## DATASET ROWS
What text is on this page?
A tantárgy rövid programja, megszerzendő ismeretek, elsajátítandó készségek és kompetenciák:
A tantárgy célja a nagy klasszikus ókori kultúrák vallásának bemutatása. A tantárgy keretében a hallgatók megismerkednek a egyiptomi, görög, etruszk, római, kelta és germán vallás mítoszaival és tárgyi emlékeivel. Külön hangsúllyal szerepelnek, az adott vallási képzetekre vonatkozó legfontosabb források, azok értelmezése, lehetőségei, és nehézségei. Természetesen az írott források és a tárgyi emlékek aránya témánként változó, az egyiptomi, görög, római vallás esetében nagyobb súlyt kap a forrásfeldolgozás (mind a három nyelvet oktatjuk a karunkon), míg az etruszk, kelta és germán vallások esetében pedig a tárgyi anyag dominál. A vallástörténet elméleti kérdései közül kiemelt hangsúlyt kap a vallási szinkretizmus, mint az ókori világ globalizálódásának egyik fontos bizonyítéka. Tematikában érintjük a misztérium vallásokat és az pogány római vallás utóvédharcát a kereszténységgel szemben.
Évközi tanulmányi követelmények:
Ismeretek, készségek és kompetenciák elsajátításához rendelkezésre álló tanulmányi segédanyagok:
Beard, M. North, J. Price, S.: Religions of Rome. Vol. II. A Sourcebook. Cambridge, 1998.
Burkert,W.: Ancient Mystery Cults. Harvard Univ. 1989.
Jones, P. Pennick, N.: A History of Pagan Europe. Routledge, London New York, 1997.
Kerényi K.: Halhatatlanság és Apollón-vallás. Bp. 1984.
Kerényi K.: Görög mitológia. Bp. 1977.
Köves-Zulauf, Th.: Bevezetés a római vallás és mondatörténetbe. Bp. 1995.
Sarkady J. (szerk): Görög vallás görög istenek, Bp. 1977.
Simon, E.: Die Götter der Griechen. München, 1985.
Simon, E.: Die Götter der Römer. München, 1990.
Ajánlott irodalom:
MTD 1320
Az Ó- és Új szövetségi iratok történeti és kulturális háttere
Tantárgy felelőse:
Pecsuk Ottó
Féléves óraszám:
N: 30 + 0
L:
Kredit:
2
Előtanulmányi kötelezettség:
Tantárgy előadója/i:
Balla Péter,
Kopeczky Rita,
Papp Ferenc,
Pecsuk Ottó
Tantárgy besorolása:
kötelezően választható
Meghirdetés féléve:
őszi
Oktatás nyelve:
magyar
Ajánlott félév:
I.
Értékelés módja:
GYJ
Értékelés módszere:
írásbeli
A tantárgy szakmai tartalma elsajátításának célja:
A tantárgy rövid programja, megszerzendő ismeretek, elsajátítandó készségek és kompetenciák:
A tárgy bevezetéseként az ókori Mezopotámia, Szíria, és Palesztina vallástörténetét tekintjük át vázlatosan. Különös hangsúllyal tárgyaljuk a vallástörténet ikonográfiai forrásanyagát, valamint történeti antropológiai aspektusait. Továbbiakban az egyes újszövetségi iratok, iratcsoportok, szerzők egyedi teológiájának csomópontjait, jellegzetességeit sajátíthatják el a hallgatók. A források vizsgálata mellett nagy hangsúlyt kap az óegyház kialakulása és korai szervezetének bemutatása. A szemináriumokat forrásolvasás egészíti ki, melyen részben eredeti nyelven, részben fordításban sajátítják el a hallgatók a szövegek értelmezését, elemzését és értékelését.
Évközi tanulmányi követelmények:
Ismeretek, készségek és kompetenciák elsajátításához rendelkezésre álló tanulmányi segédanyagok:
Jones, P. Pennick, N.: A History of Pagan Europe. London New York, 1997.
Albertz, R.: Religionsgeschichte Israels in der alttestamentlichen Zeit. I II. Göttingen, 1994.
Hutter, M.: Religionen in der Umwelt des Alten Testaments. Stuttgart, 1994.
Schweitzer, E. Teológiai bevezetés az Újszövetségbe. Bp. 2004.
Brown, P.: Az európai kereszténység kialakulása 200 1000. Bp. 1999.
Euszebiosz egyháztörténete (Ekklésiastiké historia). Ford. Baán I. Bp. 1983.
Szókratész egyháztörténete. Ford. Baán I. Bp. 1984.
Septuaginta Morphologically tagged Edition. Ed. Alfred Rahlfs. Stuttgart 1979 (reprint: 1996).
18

## TASK STATEMENT
Which lines in the listing above hold the word "History"? Show each of them.

## RESPONSE TO THIS TASK
Jones, P. Pennick, N.: A History of Pagan Europe. Routledge, London New York, 1997.
Jones, P. Pennick, N.: A History of Pagan Europe. London New York, 1997.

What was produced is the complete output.